─── Records to process ───

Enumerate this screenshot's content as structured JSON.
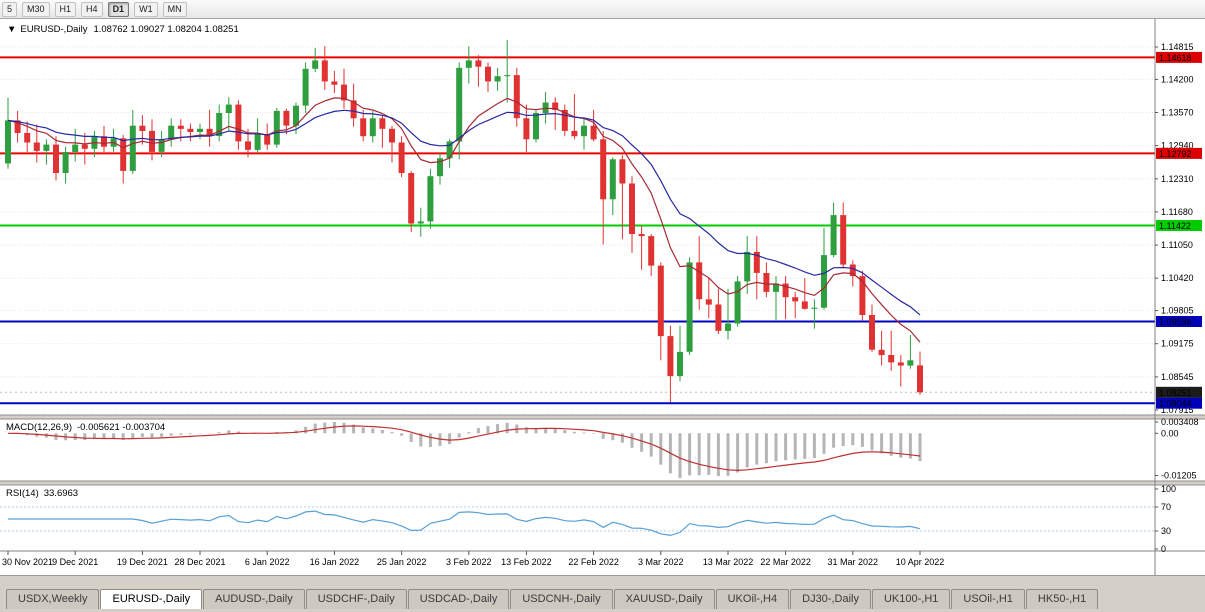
{
  "toolbar": {
    "timeframes": [
      {
        "label": "5",
        "active": false
      },
      {
        "label": "M30",
        "active": false
      },
      {
        "label": "H1",
        "active": false
      },
      {
        "label": "H4",
        "active": false
      },
      {
        "label": "D1",
        "active": true
      },
      {
        "label": "W1",
        "active": false
      },
      {
        "label": "MN",
        "active": false
      }
    ]
  },
  "chart_header": {
    "marker": "▼",
    "symbol": "EURUSD-,Daily",
    "ohlc": "1.08762 1.09027 1.08204 1.08251"
  },
  "price_axis": {
    "ticks": [
      "1.14815",
      "1.14200",
      "1.13570",
      "1.12940",
      "1.12310",
      "1.11680",
      "1.11050",
      "1.10420",
      "1.09805",
      "1.09175",
      "1.08545",
      "1.07915"
    ],
    "tags": [
      {
        "value": "1.14618",
        "price": 1.14618,
        "color": "#dd0000",
        "text": "#ffffff"
      },
      {
        "value": "1.12792",
        "price": 1.12792,
        "color": "#dd0000",
        "text": "#ffffff"
      },
      {
        "value": "1.11422",
        "price": 1.11422,
        "color": "#00cc00",
        "text": "#000000"
      },
      {
        "value": "1.09598",
        "price": 1.09598,
        "color": "#0000bb",
        "text": "#ffffff"
      },
      {
        "value": "1.08251",
        "price": 1.08251,
        "color": "#1c1c1c",
        "text": "#ffffff"
      },
      {
        "value": "1.08044",
        "price": 1.08044,
        "color": "#0000bb",
        "text": "#ffffff"
      }
    ]
  },
  "indicators": {
    "macd": {
      "label": "MACD(12,26,9)",
      "values": "-0.005621 -0.003704",
      "axis": [
        "0.003408",
        "0.00",
        "-0.01205"
      ]
    },
    "rsi": {
      "label": "RSI(14)",
      "values": "33.6963",
      "axis": [
        "100",
        "70",
        "30",
        "0"
      ],
      "levels": [
        70,
        30
      ]
    }
  },
  "x_axis": {
    "labels": [
      "30 Nov 2021",
      "9 Dec 2021",
      "19 Dec 2021",
      "28 Dec 2021",
      "6 Jan 2022",
      "16 Jan 2022",
      "25 Jan 2022",
      "3 Feb 2022",
      "13 Feb 2022",
      "22 Feb 2022",
      "3 Mar 2022",
      "13 Mar 2022",
      "22 Mar 2022",
      "31 Mar 2022",
      "10 Apr 2022"
    ]
  },
  "tabs": [
    {
      "label": "USDX,Weekly",
      "active": false
    },
    {
      "label": "EURUSD-,Daily",
      "active": true
    },
    {
      "label": "AUDUSD-,Daily",
      "active": false
    },
    {
      "label": "USDCHF-,Daily",
      "active": false
    },
    {
      "label": "USDCAD-,Daily",
      "active": false
    },
    {
      "label": "USDCNH-,Daily",
      "active": false
    },
    {
      "label": "XAUUSD-,Daily",
      "active": false
    },
    {
      "label": "UKOil-,H4",
      "active": false
    },
    {
      "label": "DJ30-,Daily",
      "active": false
    },
    {
      "label": "UK100-,H1",
      "active": false
    },
    {
      "label": "USOil-,H1",
      "active": false
    },
    {
      "label": "HK50-,H1",
      "active": false
    }
  ],
  "colors": {
    "background": "#ffffff",
    "bull": "#2e9e3f",
    "bear": "#e03232",
    "grid": "#e5e5e5",
    "ma_fast": "#a62934",
    "ma_slow": "#2929a3",
    "macd_hist": "#b5b5b5",
    "macd_signal": "#c03030",
    "rsi": "#55a0d8",
    "rsi_level": "#b8cce4",
    "panel_border": "#808080",
    "bid_line": "#bbbbbb"
  },
  "chart_data": {
    "type": "candlestick",
    "symbol": "EURUSD-",
    "timeframe": "Daily",
    "ohlc_current": {
      "open": 1.08762,
      "high": 1.09027,
      "low": 1.08204,
      "close": 1.08251
    },
    "ylim": [
      1.07915,
      1.14815
    ],
    "levels": [
      {
        "price": 1.14618,
        "color": "#ee0000"
      },
      {
        "price": 1.12792,
        "color": "#ee0000"
      },
      {
        "price": 1.11422,
        "color": "#00cc00"
      },
      {
        "price": 1.09598,
        "color": "#0000c0"
      },
      {
        "price": 1.08044,
        "color": "#0000c0"
      }
    ],
    "moving_averages": [
      {
        "period": 10,
        "method": "ema",
        "color": "#a62934"
      },
      {
        "period": 20,
        "method": "ema",
        "color": "#2929a3"
      }
    ],
    "sub_charts": [
      {
        "type": "macd",
        "params": [
          12,
          26,
          9
        ],
        "current": [
          -0.005621,
          -0.003704
        ]
      },
      {
        "type": "rsi",
        "period": 14,
        "current": 33.6963,
        "levels": [
          70,
          30
        ]
      }
    ],
    "candles": [
      [
        1.126,
        1.1385,
        1.125,
        1.1342
      ],
      [
        1.1342,
        1.136,
        1.13,
        1.1318
      ],
      [
        1.1318,
        1.134,
        1.1282,
        1.13
      ],
      [
        1.13,
        1.1334,
        1.1262,
        1.1284
      ],
      [
        1.1284,
        1.1306,
        1.1258,
        1.1296
      ],
      [
        1.1296,
        1.1312,
        1.1228,
        1.1242
      ],
      [
        1.1242,
        1.1292,
        1.1222,
        1.1282
      ],
      [
        1.1282,
        1.1326,
        1.1264,
        1.1296
      ],
      [
        1.1296,
        1.1318,
        1.1258,
        1.1288
      ],
      [
        1.1288,
        1.1322,
        1.1272,
        1.1312
      ],
      [
        1.1312,
        1.1332,
        1.1278,
        1.1292
      ],
      [
        1.1292,
        1.1326,
        1.1282,
        1.1308
      ],
      [
        1.1308,
        1.1314,
        1.1222,
        1.1246
      ],
      [
        1.1246,
        1.1362,
        1.124,
        1.1332
      ],
      [
        1.1332,
        1.1352,
        1.1296,
        1.1322
      ],
      [
        1.1322,
        1.1344,
        1.1266,
        1.1282
      ],
      [
        1.1282,
        1.1322,
        1.1272,
        1.1306
      ],
      [
        1.1306,
        1.1346,
        1.1292,
        1.1332
      ],
      [
        1.1332,
        1.1344,
        1.1302,
        1.1326
      ],
      [
        1.1326,
        1.1336,
        1.1302,
        1.132
      ],
      [
        1.132,
        1.1336,
        1.1306,
        1.1326
      ],
      [
        1.1326,
        1.1362,
        1.1292,
        1.1312
      ],
      [
        1.1312,
        1.1372,
        1.1302,
        1.1356
      ],
      [
        1.1356,
        1.1386,
        1.1322,
        1.1372
      ],
      [
        1.1372,
        1.138,
        1.1286,
        1.1302
      ],
      [
        1.1302,
        1.1326,
        1.1272,
        1.1286
      ],
      [
        1.1286,
        1.1346,
        1.128,
        1.1316
      ],
      [
        1.1316,
        1.1336,
        1.1286,
        1.1296
      ],
      [
        1.1296,
        1.1366,
        1.129,
        1.136
      ],
      [
        1.136,
        1.1364,
        1.1316,
        1.1332
      ],
      [
        1.1332,
        1.1376,
        1.1316,
        1.137
      ],
      [
        1.137,
        1.1452,
        1.1356,
        1.144
      ],
      [
        1.144,
        1.148,
        1.1434,
        1.1456
      ],
      [
        1.1456,
        1.1483,
        1.14,
        1.1416
      ],
      [
        1.1416,
        1.1436,
        1.1394,
        1.141
      ],
      [
        1.141,
        1.144,
        1.1364,
        1.138
      ],
      [
        1.138,
        1.1412,
        1.133,
        1.1346
      ],
      [
        1.1346,
        1.1362,
        1.1302,
        1.1312
      ],
      [
        1.1312,
        1.136,
        1.13,
        1.1346
      ],
      [
        1.1346,
        1.1352,
        1.129,
        1.1326
      ],
      [
        1.1326,
        1.1332,
        1.1262,
        1.13
      ],
      [
        1.13,
        1.1312,
        1.1234,
        1.1242
      ],
      [
        1.1242,
        1.1246,
        1.113,
        1.1146
      ],
      [
        1.1146,
        1.1176,
        1.1121,
        1.115
      ],
      [
        1.115,
        1.125,
        1.1136,
        1.1236
      ],
      [
        1.1236,
        1.128,
        1.122,
        1.127
      ],
      [
        1.127,
        1.1306,
        1.1252,
        1.1302
      ],
      [
        1.1302,
        1.1452,
        1.1268,
        1.1442
      ],
      [
        1.1442,
        1.1483,
        1.1412,
        1.1456
      ],
      [
        1.1456,
        1.1466,
        1.1406,
        1.1444
      ],
      [
        1.1444,
        1.1452,
        1.1396,
        1.1416
      ],
      [
        1.1416,
        1.1442,
        1.1398,
        1.1426
      ],
      [
        1.1426,
        1.1495,
        1.1376,
        1.1428
      ],
      [
        1.1428,
        1.1442,
        1.133,
        1.1346
      ],
      [
        1.1346,
        1.1372,
        1.1282,
        1.1306
      ],
      [
        1.1306,
        1.1362,
        1.13,
        1.1356
      ],
      [
        1.1356,
        1.1396,
        1.1336,
        1.1376
      ],
      [
        1.1376,
        1.1386,
        1.1324,
        1.1362
      ],
      [
        1.1362,
        1.1372,
        1.1312,
        1.1322
      ],
      [
        1.1322,
        1.1392,
        1.1306,
        1.1312
      ],
      [
        1.1312,
        1.1346,
        1.1286,
        1.1332
      ],
      [
        1.1332,
        1.1362,
        1.1302,
        1.1306
      ],
      [
        1.1306,
        1.1322,
        1.1106,
        1.1192
      ],
      [
        1.1192,
        1.1272,
        1.1162,
        1.1268
      ],
      [
        1.1268,
        1.1276,
        1.1116,
        1.1222
      ],
      [
        1.1222,
        1.1236,
        1.109,
        1.1126
      ],
      [
        1.1126,
        1.1142,
        1.1058,
        1.1122
      ],
      [
        1.1122,
        1.1126,
        1.1046,
        1.1066
      ],
      [
        1.1066,
        1.1072,
        1.0886,
        1.0932
      ],
      [
        1.0932,
        1.0952,
        1.0806,
        1.0856
      ],
      [
        1.0856,
        1.0952,
        1.0846,
        1.0902
      ],
      [
        1.0902,
        1.1082,
        1.0896,
        1.1072
      ],
      [
        1.1072,
        1.1122,
        1.0982,
        1.1002
      ],
      [
        1.1002,
        1.1042,
        1.0966,
        1.0992
      ],
      [
        1.0992,
        1.1022,
        1.0936,
        1.0942
      ],
      [
        1.0942,
        1.1022,
        1.0926,
        1.0956
      ],
      [
        1.0956,
        1.1046,
        1.095,
        1.1036
      ],
      [
        1.1036,
        1.1122,
        1.1012,
        1.1092
      ],
      [
        1.1092,
        1.1122,
        1.1002,
        1.1052
      ],
      [
        1.1052,
        1.1072,
        1.1006,
        1.1016
      ],
      [
        1.1016,
        1.1046,
        1.0962,
        1.1032
      ],
      [
        1.1032,
        1.1046,
        1.0964,
        1.1006
      ],
      [
        1.1006,
        1.1016,
        1.0966,
        1.0998
      ],
      [
        1.0998,
        1.1042,
        1.0982,
        1.0984
      ],
      [
        1.0984,
        1.1002,
        1.0946,
        1.0986
      ],
      [
        1.0986,
        1.1138,
        1.0982,
        1.1086
      ],
      [
        1.1086,
        1.1186,
        1.1082,
        1.1162
      ],
      [
        1.1162,
        1.1186,
        1.1062,
        1.1068
      ],
      [
        1.1068,
        1.1076,
        1.1026,
        1.1046
      ],
      [
        1.1046,
        1.1056,
        1.0962,
        1.0972
      ],
      [
        1.0972,
        1.0992,
        1.0902,
        1.0906
      ],
      [
        1.0906,
        1.0942,
        1.0876,
        1.0896
      ],
      [
        1.0896,
        1.0942,
        1.0866,
        1.0882
      ],
      [
        1.0882,
        1.0896,
        1.0836,
        1.0876
      ],
      [
        1.0876,
        1.0934,
        1.087,
        1.0886
      ],
      [
        1.08762,
        1.09027,
        1.08204,
        1.08251
      ]
    ]
  }
}
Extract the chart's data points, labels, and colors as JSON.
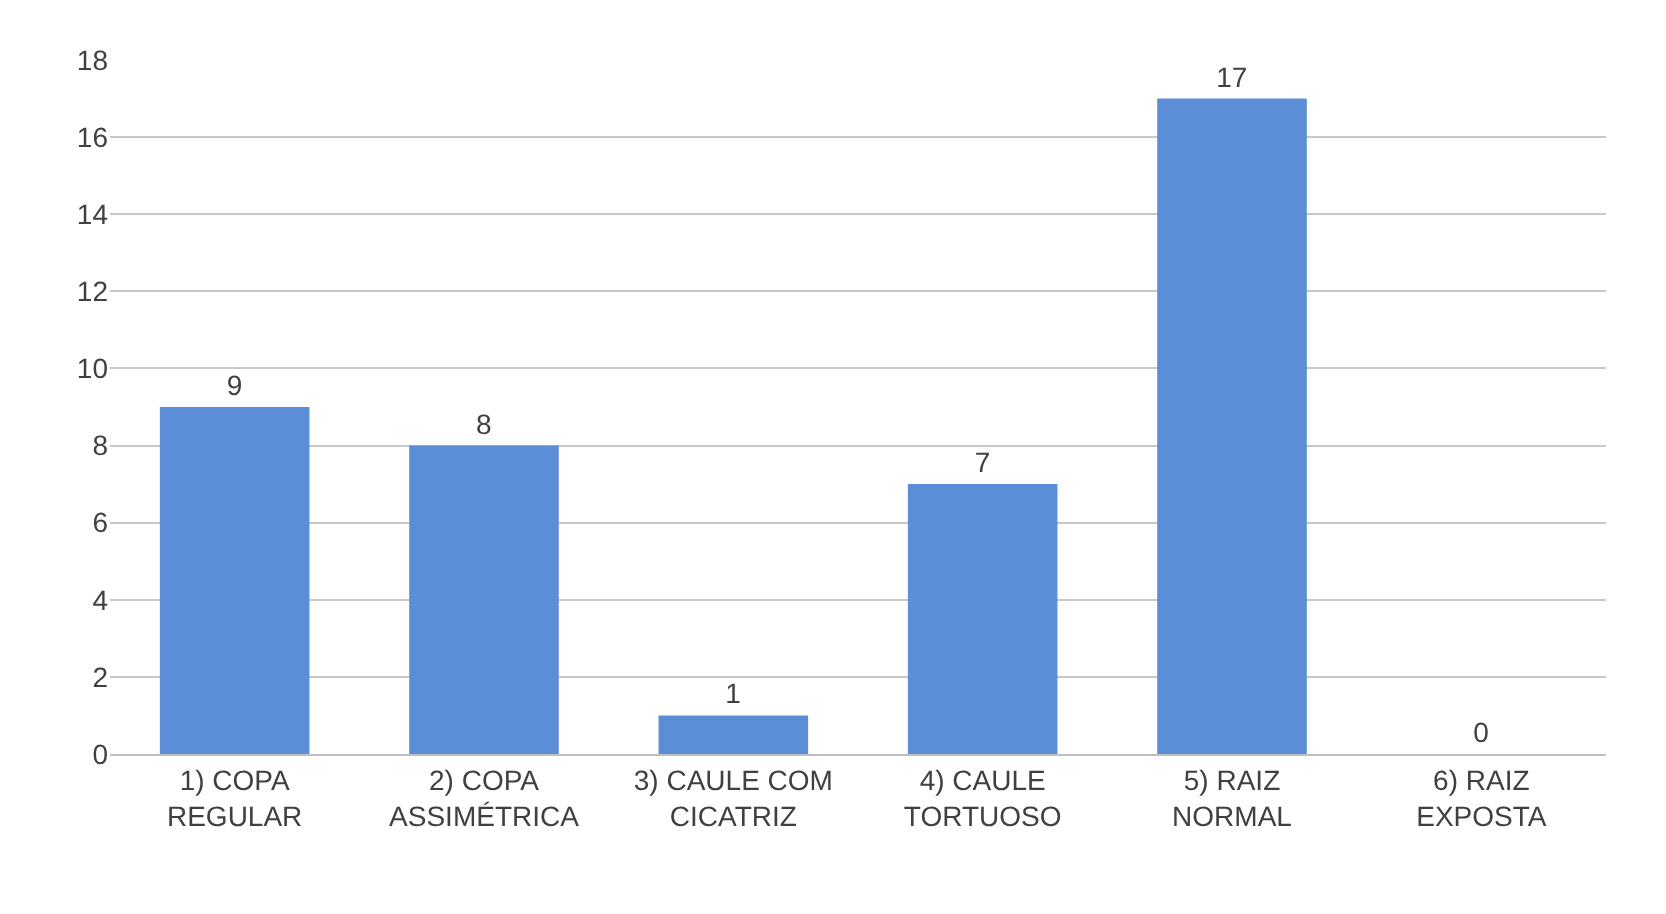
{
  "chart_data": {
    "type": "bar",
    "categories": [
      "1) COPA REGULAR",
      "2) COPA ASSIMÉTRICA",
      "3) CAULE COM CICATRIZ",
      "4) CAULE TORTUOSO",
      "5) RAIZ NORMAL",
      "6) RAIZ EXPOSTA"
    ],
    "values": [
      9,
      8,
      1,
      7,
      17,
      0
    ],
    "color": "#5b8ed6",
    "ylim": [
      0,
      18
    ],
    "yticks": [
      0,
      2,
      4,
      6,
      8,
      10,
      12,
      14,
      16,
      18
    ],
    "grid": "y",
    "data_labels": true
  }
}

───

▶ [Task prompt] Which lines hold the word "true"? Copy each of them from the records.

▶ [Output]
        "active": true
      "active": true
    "data_labels": true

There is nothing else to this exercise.